Collect the lines of the entries where "Linear" shows up.
───── Records for the task ─────
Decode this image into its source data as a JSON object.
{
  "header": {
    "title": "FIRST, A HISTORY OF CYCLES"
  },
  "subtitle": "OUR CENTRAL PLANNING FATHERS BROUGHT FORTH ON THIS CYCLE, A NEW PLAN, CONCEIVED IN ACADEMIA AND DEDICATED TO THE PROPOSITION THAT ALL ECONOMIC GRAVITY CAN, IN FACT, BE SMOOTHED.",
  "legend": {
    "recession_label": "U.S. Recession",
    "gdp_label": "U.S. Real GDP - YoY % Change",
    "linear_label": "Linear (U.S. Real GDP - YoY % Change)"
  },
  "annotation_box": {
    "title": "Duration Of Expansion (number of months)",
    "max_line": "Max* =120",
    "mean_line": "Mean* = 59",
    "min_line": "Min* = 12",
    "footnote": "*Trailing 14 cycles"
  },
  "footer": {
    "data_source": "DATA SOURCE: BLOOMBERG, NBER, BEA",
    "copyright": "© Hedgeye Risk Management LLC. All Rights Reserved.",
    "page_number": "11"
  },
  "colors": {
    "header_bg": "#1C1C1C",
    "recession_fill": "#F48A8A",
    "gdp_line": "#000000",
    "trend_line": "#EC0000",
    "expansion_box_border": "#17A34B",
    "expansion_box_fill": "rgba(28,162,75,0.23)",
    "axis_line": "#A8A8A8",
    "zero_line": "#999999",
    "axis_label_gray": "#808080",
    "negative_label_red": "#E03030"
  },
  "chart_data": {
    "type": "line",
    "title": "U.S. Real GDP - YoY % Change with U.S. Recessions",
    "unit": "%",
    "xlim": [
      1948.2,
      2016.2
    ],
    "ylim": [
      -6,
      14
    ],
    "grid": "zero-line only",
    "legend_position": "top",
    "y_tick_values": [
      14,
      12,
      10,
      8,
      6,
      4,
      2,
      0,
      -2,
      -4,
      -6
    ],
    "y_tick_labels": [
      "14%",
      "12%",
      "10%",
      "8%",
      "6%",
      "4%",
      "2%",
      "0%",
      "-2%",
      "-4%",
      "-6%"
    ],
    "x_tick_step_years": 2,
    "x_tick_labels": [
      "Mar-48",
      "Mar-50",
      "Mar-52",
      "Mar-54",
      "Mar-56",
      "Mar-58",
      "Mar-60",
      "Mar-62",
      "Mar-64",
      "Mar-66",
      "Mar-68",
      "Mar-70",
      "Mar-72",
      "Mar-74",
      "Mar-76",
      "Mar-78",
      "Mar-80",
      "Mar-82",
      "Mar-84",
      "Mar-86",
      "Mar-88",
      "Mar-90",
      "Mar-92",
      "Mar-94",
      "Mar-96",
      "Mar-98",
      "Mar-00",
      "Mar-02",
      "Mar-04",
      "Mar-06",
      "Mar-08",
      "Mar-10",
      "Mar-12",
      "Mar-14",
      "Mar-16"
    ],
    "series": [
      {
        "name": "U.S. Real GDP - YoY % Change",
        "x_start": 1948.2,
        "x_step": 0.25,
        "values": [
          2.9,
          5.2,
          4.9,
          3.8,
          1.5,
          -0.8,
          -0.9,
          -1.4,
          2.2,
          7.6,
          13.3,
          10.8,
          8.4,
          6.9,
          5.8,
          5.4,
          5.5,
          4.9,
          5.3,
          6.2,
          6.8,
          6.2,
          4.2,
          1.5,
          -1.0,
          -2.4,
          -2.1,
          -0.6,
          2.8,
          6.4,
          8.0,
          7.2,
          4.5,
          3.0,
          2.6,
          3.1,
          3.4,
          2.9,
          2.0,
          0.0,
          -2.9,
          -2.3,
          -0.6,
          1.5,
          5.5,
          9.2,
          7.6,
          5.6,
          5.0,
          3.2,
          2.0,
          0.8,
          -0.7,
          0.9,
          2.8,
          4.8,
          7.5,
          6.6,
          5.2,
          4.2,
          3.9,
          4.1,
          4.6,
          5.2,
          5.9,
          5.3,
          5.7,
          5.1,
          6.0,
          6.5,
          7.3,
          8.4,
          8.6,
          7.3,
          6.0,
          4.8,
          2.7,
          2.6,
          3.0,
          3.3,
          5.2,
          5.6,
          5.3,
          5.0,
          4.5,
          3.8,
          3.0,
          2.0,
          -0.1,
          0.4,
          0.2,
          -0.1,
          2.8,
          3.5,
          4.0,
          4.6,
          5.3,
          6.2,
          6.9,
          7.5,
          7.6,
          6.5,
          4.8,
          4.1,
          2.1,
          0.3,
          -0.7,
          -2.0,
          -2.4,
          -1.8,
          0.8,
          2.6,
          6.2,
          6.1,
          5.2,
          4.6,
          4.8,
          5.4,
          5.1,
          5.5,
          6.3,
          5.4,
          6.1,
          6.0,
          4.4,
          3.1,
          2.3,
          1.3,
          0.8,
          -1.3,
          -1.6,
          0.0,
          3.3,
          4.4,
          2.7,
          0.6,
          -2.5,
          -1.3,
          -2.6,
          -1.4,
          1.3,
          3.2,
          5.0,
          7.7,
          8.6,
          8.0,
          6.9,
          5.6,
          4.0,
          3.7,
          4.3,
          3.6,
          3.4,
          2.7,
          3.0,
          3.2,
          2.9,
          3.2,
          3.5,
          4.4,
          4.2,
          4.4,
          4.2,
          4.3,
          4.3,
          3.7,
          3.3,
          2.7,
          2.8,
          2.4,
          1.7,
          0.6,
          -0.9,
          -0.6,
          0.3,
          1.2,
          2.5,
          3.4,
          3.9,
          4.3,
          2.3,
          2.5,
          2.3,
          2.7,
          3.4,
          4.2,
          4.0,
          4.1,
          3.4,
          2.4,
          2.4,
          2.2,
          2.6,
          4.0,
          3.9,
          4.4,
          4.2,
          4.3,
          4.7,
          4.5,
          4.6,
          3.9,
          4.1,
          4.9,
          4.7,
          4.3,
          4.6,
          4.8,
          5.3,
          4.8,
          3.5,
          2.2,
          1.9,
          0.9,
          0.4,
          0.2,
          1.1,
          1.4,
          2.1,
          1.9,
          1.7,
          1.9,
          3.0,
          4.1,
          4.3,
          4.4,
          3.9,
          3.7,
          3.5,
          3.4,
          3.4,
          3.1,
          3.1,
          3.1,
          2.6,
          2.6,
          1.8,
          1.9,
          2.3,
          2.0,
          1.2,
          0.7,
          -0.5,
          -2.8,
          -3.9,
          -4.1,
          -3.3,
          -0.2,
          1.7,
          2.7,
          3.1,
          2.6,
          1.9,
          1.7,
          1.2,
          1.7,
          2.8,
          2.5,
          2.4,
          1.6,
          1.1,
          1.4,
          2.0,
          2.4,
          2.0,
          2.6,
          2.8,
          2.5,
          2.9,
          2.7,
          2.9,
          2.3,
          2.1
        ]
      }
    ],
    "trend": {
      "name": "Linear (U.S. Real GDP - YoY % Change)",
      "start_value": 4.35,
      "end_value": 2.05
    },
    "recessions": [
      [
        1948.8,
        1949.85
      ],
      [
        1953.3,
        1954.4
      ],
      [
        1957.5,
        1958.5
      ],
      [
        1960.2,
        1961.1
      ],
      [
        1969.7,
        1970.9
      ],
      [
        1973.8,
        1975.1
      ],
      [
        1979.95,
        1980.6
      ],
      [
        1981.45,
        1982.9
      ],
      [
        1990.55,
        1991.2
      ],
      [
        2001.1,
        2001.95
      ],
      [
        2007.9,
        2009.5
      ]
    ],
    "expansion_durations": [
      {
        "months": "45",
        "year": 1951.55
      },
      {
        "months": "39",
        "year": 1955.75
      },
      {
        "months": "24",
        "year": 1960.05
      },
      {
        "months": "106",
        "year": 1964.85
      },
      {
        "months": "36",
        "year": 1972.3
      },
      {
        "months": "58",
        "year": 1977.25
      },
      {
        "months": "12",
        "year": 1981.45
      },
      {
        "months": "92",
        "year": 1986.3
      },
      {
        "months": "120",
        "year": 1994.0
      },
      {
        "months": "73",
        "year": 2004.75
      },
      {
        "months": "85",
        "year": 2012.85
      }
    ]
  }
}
─────
#### Problem solution
    "linear_label": "Linear (U.S. Real GDP - YoY % Change)"
      "name": "Linear (U.S. Real GDP - YoY % Change)",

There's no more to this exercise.